▶ Written exercise:
Look through the lines below and extract each one that contains "Chemical".

▶ Given entries:
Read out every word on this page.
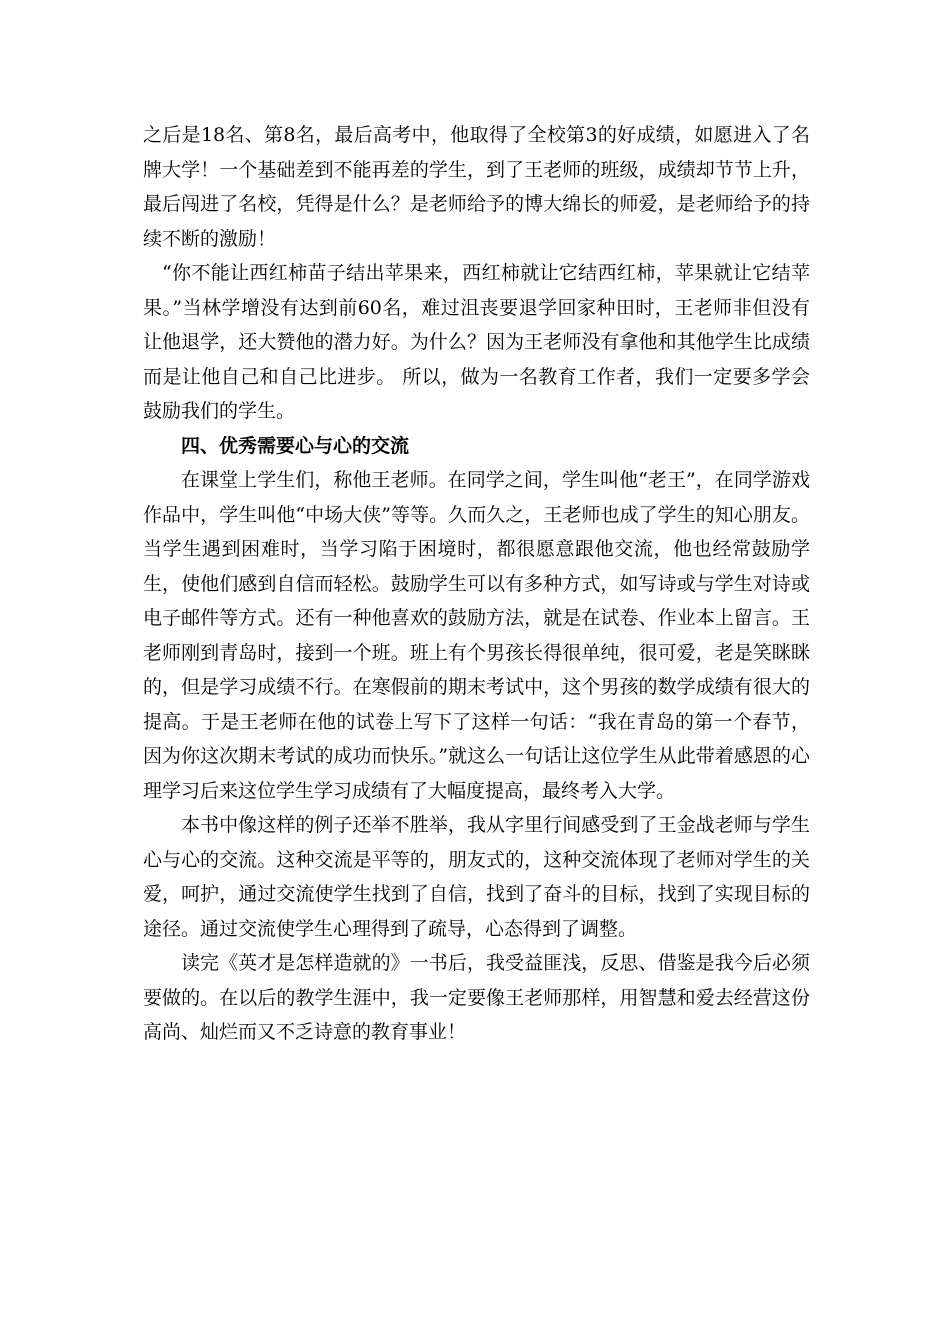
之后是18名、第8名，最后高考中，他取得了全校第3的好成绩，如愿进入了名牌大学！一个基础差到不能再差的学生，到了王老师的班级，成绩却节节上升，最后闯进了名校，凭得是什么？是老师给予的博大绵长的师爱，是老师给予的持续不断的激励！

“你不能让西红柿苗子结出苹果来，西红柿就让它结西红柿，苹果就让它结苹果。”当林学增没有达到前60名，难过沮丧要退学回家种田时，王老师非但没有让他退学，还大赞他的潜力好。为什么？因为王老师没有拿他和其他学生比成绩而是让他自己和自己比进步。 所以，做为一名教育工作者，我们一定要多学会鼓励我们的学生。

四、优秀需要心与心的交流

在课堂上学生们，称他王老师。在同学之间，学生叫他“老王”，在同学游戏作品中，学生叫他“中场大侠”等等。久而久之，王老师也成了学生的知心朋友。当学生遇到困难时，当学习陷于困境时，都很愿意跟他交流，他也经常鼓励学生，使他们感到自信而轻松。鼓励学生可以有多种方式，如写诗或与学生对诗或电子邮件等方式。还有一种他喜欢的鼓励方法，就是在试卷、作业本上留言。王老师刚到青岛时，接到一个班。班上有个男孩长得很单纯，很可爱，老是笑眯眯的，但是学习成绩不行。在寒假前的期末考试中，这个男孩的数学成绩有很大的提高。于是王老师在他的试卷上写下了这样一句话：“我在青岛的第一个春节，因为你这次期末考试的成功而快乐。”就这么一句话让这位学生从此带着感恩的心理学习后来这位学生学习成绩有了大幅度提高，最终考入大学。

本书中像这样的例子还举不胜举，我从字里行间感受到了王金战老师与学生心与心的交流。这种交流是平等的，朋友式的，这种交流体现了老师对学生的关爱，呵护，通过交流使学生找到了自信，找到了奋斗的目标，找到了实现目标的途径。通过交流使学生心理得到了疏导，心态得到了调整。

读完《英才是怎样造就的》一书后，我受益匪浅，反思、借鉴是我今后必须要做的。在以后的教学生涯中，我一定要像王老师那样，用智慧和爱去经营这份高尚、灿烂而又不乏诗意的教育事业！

==

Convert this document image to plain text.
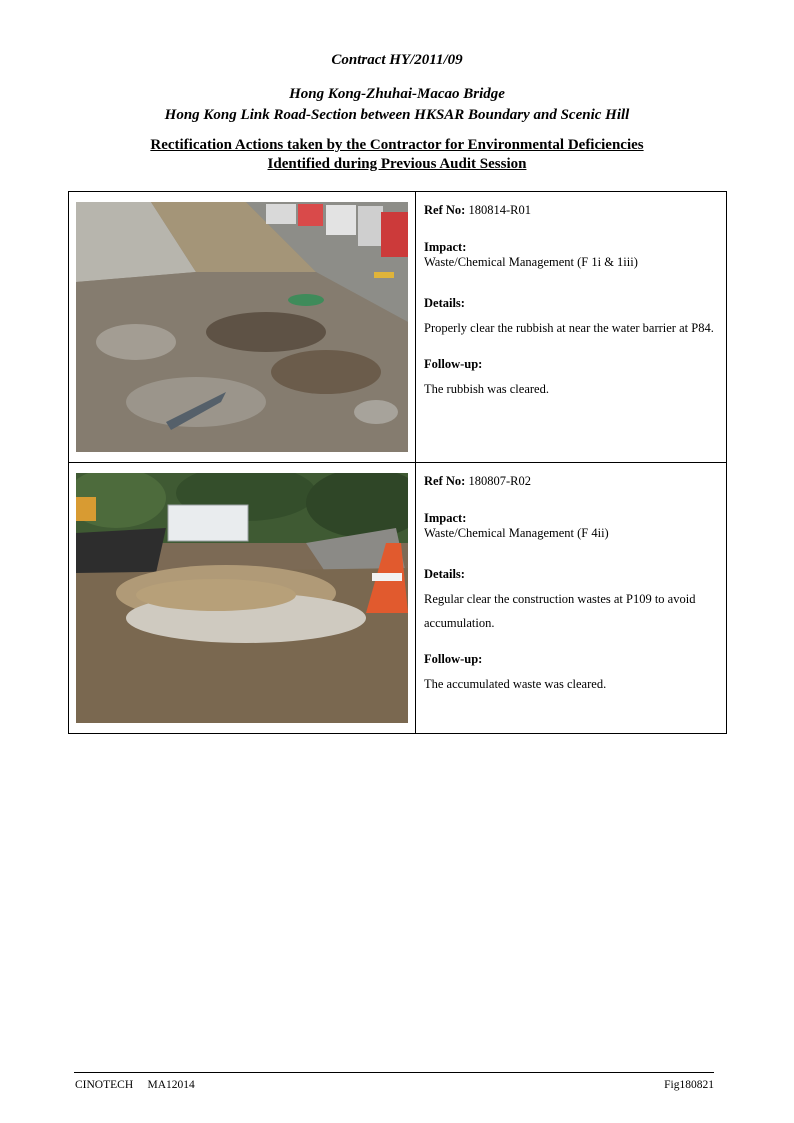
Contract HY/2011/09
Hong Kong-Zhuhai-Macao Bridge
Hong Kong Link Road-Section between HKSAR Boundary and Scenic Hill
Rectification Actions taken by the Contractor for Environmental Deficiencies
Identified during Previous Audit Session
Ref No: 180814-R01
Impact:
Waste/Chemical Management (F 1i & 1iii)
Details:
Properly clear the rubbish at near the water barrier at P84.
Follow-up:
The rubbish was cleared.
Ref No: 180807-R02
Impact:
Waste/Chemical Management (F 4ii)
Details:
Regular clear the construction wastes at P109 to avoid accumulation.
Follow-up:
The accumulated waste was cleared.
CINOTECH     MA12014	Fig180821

▶ Exercise output:
Waste/Chemical Management (F 1i & 1iii)
Waste/Chemical Management (F 4ii)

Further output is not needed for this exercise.